##### Dataset rows

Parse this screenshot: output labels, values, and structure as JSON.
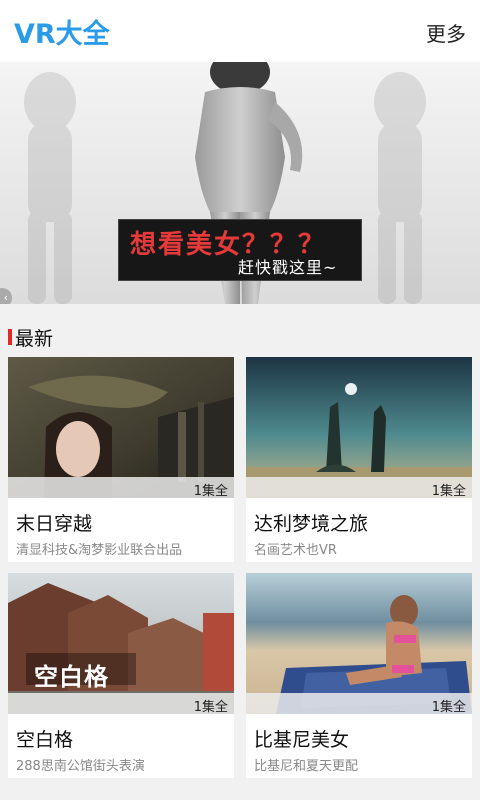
{
  "header": {
    "title": "VR大全",
    "more_label": "更多"
  },
  "banner": {
    "line1": "想看美女？？？",
    "line2": "赶快戳这里~"
  },
  "section": {
    "title": "最新"
  },
  "cards": [
    {
      "title": "末日穿越",
      "desc": "清显科技&淘梦影业联合出品",
      "badge": "1集全",
      "thumb_text": ""
    },
    {
      "title": "达利梦境之旅",
      "desc": "名画艺术也VR",
      "badge": "1集全",
      "thumb_text": ""
    },
    {
      "title": "空白格",
      "desc": "288思南公馆街头表演",
      "badge": "1集全",
      "thumb_text": "空白格"
    },
    {
      "title": "比基尼美女",
      "desc": "比基尼和夏天更配",
      "badge": "1集全",
      "thumb_text": ""
    }
  ],
  "colors": {
    "accent": "#2a9be8",
    "section_marker": "#e22727",
    "banner_red_text": "#e53a3a"
  }
}
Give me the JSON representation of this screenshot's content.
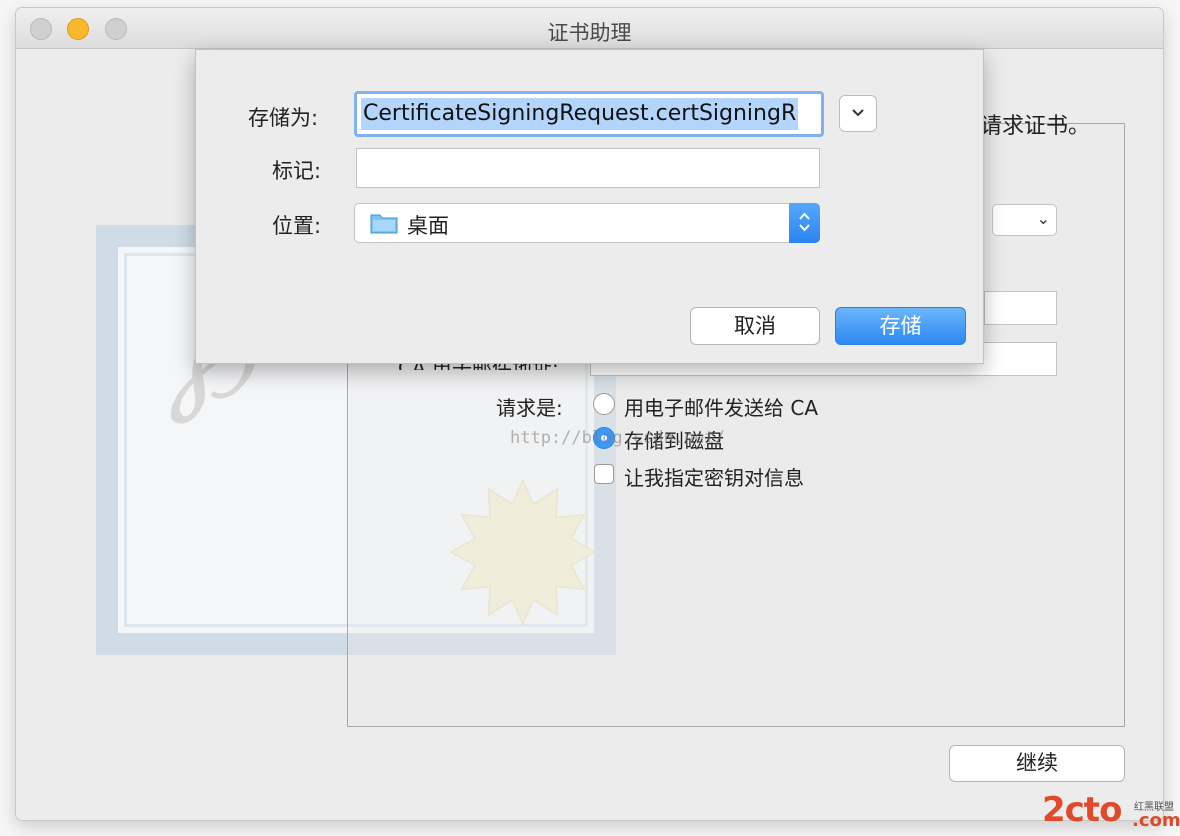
{
  "window": {
    "title": "证书助理"
  },
  "background": {
    "intro_text": "请求证书。",
    "ca_email_label": "CA 电子邮件地址:",
    "request_label": "请求是:",
    "options": {
      "email_to_ca": "用电子邮件发送给 CA",
      "save_to_disk": "存储到磁盘",
      "specify_key_pair": "让我指定密钥对信息"
    },
    "selected_option": "save_to_disk",
    "specify_key_pair_checked": false,
    "continue_label": "继续",
    "watermark_url": "http://blog.csdn.net/"
  },
  "save_sheet": {
    "save_as_label": "存储为:",
    "save_as_value": "CertificateSigningRequest.certSigningR",
    "tags_label": "标记:",
    "tags_value": "",
    "where_label": "位置:",
    "where_value": "桌面",
    "cancel_label": "取消",
    "save_label": "存储"
  },
  "site_logo": {
    "brand": "2cto",
    "domain": ".com",
    "tagline": "红黑联盟"
  },
  "colors": {
    "accent": "#3b99fc",
    "minimize": "#f9b72c",
    "logo": "#e1492b"
  }
}
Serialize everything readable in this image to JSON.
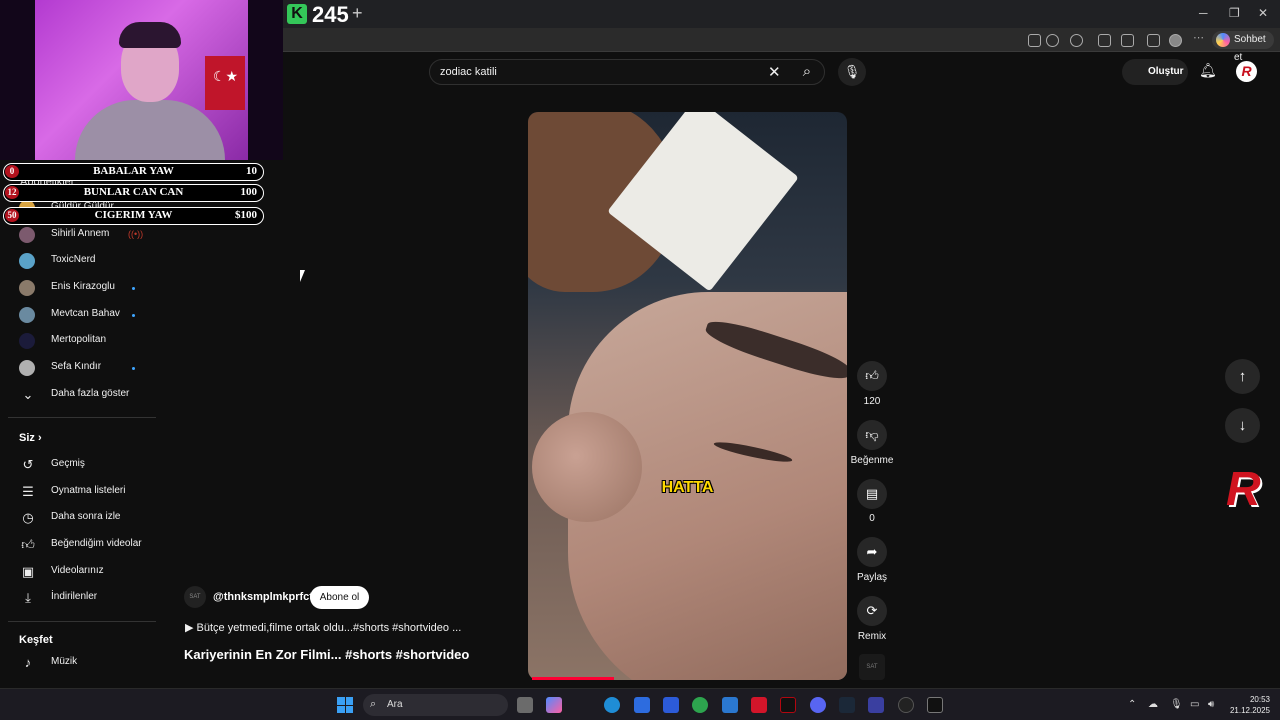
{
  "browser": {
    "tab_badge": "K",
    "tab_count": "245",
    "copilot_label": "Sohbet et"
  },
  "overlay": {
    "goals": [
      {
        "num": "0",
        "title": "BABALAR YAW",
        "value": "10"
      },
      {
        "num": "12",
        "title": "BUNLAR CAN CAN",
        "value": "100"
      },
      {
        "num": "50",
        "title": "CIGERIM YAW",
        "value": "$100"
      }
    ]
  },
  "sidebar": {
    "subscriptions_title": "Abonelikler",
    "subscriptions": [
      {
        "name": "Güldür Güldür",
        "color": "#d9a441",
        "indicator": "live"
      },
      {
        "name": "Sihirli Annem",
        "color": "#7c5a6e",
        "indicator": "live"
      },
      {
        "name": "ToxicNerd",
        "color": "#5aa2c8",
        "indicator": ""
      },
      {
        "name": "Enis Kirazoglu",
        "color": "#8a7a6a",
        "indicator": "dot"
      },
      {
        "name": "Mevtcan Bahav",
        "color": "#6a8aa0",
        "indicator": "dot"
      },
      {
        "name": "Mertopolitan",
        "color": "#1b1b3a",
        "indicator": ""
      },
      {
        "name": "Sefa Kındır",
        "color": "#b0b0b0",
        "indicator": "dot"
      }
    ],
    "show_more": "Daha fazla göster",
    "you_title": "Siz",
    "you_items": [
      {
        "label": "Geçmiş",
        "icon": "history-icon"
      },
      {
        "label": "Oynatma listeleri",
        "icon": "playlist-icon"
      },
      {
        "label": "Daha sonra izle",
        "icon": "clock-icon"
      },
      {
        "label": "Beğendiğim videolar",
        "icon": "thumbs-up-icon"
      },
      {
        "label": "Videolarınız",
        "icon": "video-icon"
      },
      {
        "label": "İndirilenler",
        "icon": "download-icon"
      }
    ],
    "explore_title": "Keşfet",
    "explore_items": [
      {
        "label": "Müzik",
        "icon": "music-icon"
      }
    ]
  },
  "header": {
    "search_value": "zodiac katili",
    "create_label": "Oluştur",
    "avatar_letter": "R"
  },
  "short": {
    "caption": "HATTA",
    "channel_handle": "@thnksmplmkprfct",
    "subscribe_label": "Abone ol",
    "description": "▶ Bütçe yetmedi,filme ortak oldu...#shorts #shortvideo ...",
    "title": "Kariyerinin En Zor Filmi... #shorts #shortvideo",
    "progress": 0.26,
    "likes": "120",
    "dislike_label": "Beğenme",
    "comments": "0",
    "share_label": "Paylaş",
    "remix_label": "Remix"
  },
  "taskbar": {
    "search_placeholder": "Ara",
    "time": "20:53",
    "date": "21.12.2025"
  },
  "colors": {
    "accent": "#ff0033",
    "brand_red": "#d01420"
  }
}
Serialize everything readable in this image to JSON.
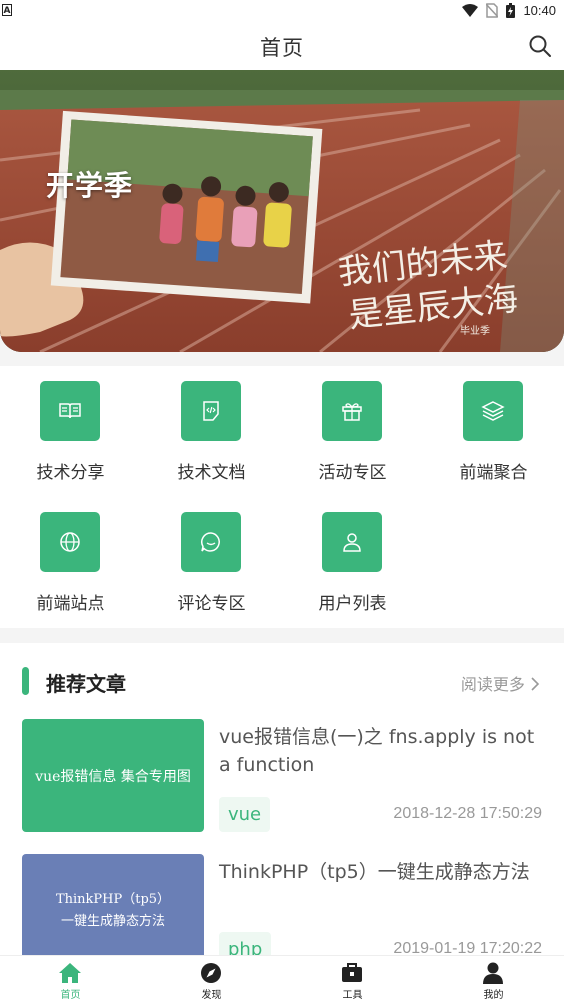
{
  "status_bar": {
    "time": "10:40",
    "left_badge": "A"
  },
  "header": {
    "title": "首页"
  },
  "banner": {
    "label": "开学季",
    "slogan_line1": "我们的未来",
    "slogan_line2": "是星辰大海",
    "slogan_sub": "毕业季"
  },
  "menu": [
    {
      "label": "技术分享",
      "icon": "book-icon"
    },
    {
      "label": "技术文档",
      "icon": "code-doc-icon"
    },
    {
      "label": "活动专区",
      "icon": "gift-icon"
    },
    {
      "label": "前端聚合",
      "icon": "layers-icon"
    },
    {
      "label": "前端站点",
      "icon": "globe-icon"
    },
    {
      "label": "评论专区",
      "icon": "chat-icon"
    },
    {
      "label": "用户列表",
      "icon": "user-icon"
    }
  ],
  "recommend": {
    "title": "推荐文章",
    "more": "阅读更多",
    "articles": [
      {
        "thumb_text": "vue报错信息 集合专用图",
        "thumb_color": "#3bb57c",
        "title": "vue报错信息(一)之 fns.apply is not a function",
        "tag": "vue",
        "date": "2018-12-28 17:50:29"
      },
      {
        "thumb_text_1": "ThinkPHP（tp5）",
        "thumb_text_2": "一键生成静态方法",
        "thumb_color": "#6a7fb6",
        "title": "ThinkPHP（tp5）一键生成静态方法",
        "tag": "php",
        "date": "2019-01-19 17:20:22"
      }
    ]
  },
  "tabbar": [
    {
      "label": "首页",
      "icon": "home-icon",
      "active": true
    },
    {
      "label": "发现",
      "icon": "compass-icon",
      "active": false
    },
    {
      "label": "工具",
      "icon": "toolbox-icon",
      "active": false
    },
    {
      "label": "我的",
      "icon": "person-icon",
      "active": false
    }
  ],
  "colors": {
    "accent": "#3bb57c",
    "page_bg": "#f4f4f4"
  }
}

##########

• **Exercise description**:
Write every entry out again exactly, dropping the pictures.

• **Result of this task**:
Parse this screenshot: output labels, values, and structure as JSON.
{
  "header": {
    "title": "VR大全",
    "more_label": "更多"
  },
  "banner": {
    "line1": "想看美女？？？",
    "line2": "赶快戳这里~"
  },
  "section": {
    "title": "最新"
  },
  "cards": [
    {
      "title": "末日穿越",
      "desc": "清显科技&淘梦影业联合出品",
      "badge": "1集全",
      "thumb_text": ""
    },
    {
      "title": "达利梦境之旅",
      "desc": "名画艺术也VR",
      "badge": "1集全",
      "thumb_text": ""
    },
    {
      "title": "空白格",
      "desc": "288思南公馆街头表演",
      "badge": "1集全",
      "thumb_text": "空白格"
    },
    {
      "title": "比基尼美女",
      "desc": "比基尼和夏天更配",
      "badge": "1集全",
      "thumb_text": ""
    }
  ],
  "colors": {
    "accent": "#2a9be8",
    "section_marker": "#e22727",
    "banner_red_text": "#e53a3a"
  }
}
Give me the JSON representation of this screenshot's content.
{
  "window": {
    "title": "证书助理"
  },
  "background": {
    "intro_text": "请求证书。",
    "ca_email_label": "CA 电子邮件地址:",
    "request_label": "请求是:",
    "options": {
      "email_to_ca": "用电子邮件发送给 CA",
      "save_to_disk": "存储到磁盘",
      "specify_key_pair": "让我指定密钥对信息"
    },
    "selected_option": "save_to_disk",
    "specify_key_pair_checked": false,
    "continue_label": "继续",
    "watermark_url": "http://blog.csdn.net/"
  },
  "save_sheet": {
    "save_as_label": "存储为:",
    "save_as_value": "CertificateSigningRequest.certSigningR",
    "tags_label": "标记:",
    "tags_value": "",
    "where_label": "位置:",
    "where_value": "桌面",
    "cancel_label": "取消",
    "save_label": "存储"
  },
  "site_logo": {
    "brand": "2cto",
    "domain": ".com",
    "tagline": "红黑联盟"
  },
  "colors": {
    "accent": "#3b99fc",
    "minimize": "#f9b72c",
    "logo": "#e1492b"
  }
}
Serialize everything readable in this image to JSON.
{
  "browser": {
    "tab_badge": "K",
    "tab_count": "245",
    "copilot_label": "Sohbet et"
  },
  "overlay": {
    "goals": [
      {
        "num": "0",
        "title": "BABALAR YAW",
        "value": "10"
      },
      {
        "num": "12",
        "title": "BUNLAR CAN CAN",
        "value": "100"
      },
      {
        "num": "50",
        "title": "CIGERIM YAW",
        "value": "$100"
      }
    ]
  },
  "sidebar": {
    "subscriptions_title": "Abonelikler",
    "subscriptions": [
      {
        "name": "Güldür Güldür",
        "color": "#d9a441",
        "indicator": "live"
      },
      {
        "name": "Sihirli Annem",
        "color": "#7c5a6e",
        "indicator": "live"
      },
      {
        "name": "ToxicNerd",
        "color": "#5aa2c8",
        "indicator": ""
      },
      {
        "name": "Enis Kirazoglu",
        "color": "#8a7a6a",
        "indicator": "dot"
      },
      {
        "name": "Mevtcan Bahav",
        "color": "#6a8aa0",
        "indicator": "dot"
      },
      {
        "name": "Mertopolitan",
        "color": "#1b1b3a",
        "indicator": ""
      },
      {
        "name": "Sefa Kındır",
        "color": "#b0b0b0",
        "indicator": "dot"
      }
    ],
    "show_more": "Daha fazla göster",
    "you_title": "Siz",
    "you_items": [
      {
        "label": "Geçmiş",
        "icon": "history-icon"
      },
      {
        "label": "Oynatma listeleri",
        "icon": "playlist-icon"
      },
      {
        "label": "Daha sonra izle",
        "icon": "clock-icon"
      },
      {
        "label": "Beğendiğim videolar",
        "icon": "thumbs-up-icon"
      },
      {
        "label": "Videolarınız",
        "icon": "video-icon"
      },
      {
        "label": "İndirilenler",
        "icon": "download-icon"
      }
    ],
    "explore_title": "Keşfet",
    "explore_items": [
      {
        "label": "Müzik",
        "icon": "music-icon"
      }
    ]
  },
  "header": {
    "search_value": "zodiac katili",
    "create_label": "Oluştur",
    "avatar_letter": "R"
  },
  "short": {
    "caption": "HATTA",
    "channel_handle": "@thnksmplmkprfct",
    "subscribe_label": "Abone ol",
    "description": "▶ Bütçe yetmedi,filme ortak oldu...#shorts #shortvideo ...",
    "title": "Kariyerinin En Zor Filmi... #shorts #shortvideo",
    "progress": 0.26,
    "likes": "120",
    "dislike_label": "Beğenme",
    "comments": "0",
    "share_label": "Paylaş",
    "remix_label": "Remix"
  },
  "taskbar": {
    "search_placeholder": "Ara",
    "time": "20:53",
    "date": "21.12.2025"
  },
  "colors": {
    "accent": "#ff0033",
    "brand_red": "#d01420"
  }
}
Serialize everything readable in this image to JSON.
{
  "status_bar": {
    "time": "10:40",
    "left_badge": "A"
  },
  "header": {
    "title": "首页"
  },
  "banner": {
    "label": "开学季",
    "slogan_line1": "我们的未来",
    "slogan_line2": "是星辰大海",
    "slogan_sub": "毕业季"
  },
  "menu": [
    {
      "label": "技术分享",
      "icon": "book-icon"
    },
    {
      "label": "技术文档",
      "icon": "code-doc-icon"
    },
    {
      "label": "活动专区",
      "icon": "gift-icon"
    },
    {
      "label": "前端聚合",
      "icon": "layers-icon"
    },
    {
      "label": "前端站点",
      "icon": "globe-icon"
    },
    {
      "label": "评论专区",
      "icon": "chat-icon"
    },
    {
      "label": "用户列表",
      "icon": "user-icon"
    }
  ],
  "recommend": {
    "title": "推荐文章",
    "more": "阅读更多",
    "articles": [
      {
        "thumb_text": "vue报错信息 集合专用图",
        "thumb_color": "#3bb57c",
        "title": "vue报错信息(一)之 fns.apply is not a function",
        "tag": "vue",
        "date": "2018-12-28 17:50:29"
      },
      {
        "thumb_text_1": "ThinkPHP（tp5）",
        "thumb_text_2": "一键生成静态方法",
        "thumb_color": "#6a7fb6",
        "title": "ThinkPHP（tp5）一键生成静态方法",
        "tag": "php",
        "date": "2019-01-19 17:20:22"
      }
    ]
  },
  "tabbar": [
    {
      "label": "首页",
      "icon": "home-icon",
      "active": true
    },
    {
      "label": "发现",
      "icon": "compass-icon",
      "active": false
    },
    {
      "label": "工具",
      "icon": "toolbox-icon",
      "active": false
    },
    {
      "label": "我的",
      "icon": "person-icon",
      "active": false
    }
  ],
  "colors": {
    "accent": "#3bb57c",
    "page_bg": "#f4f4f4"
  }
}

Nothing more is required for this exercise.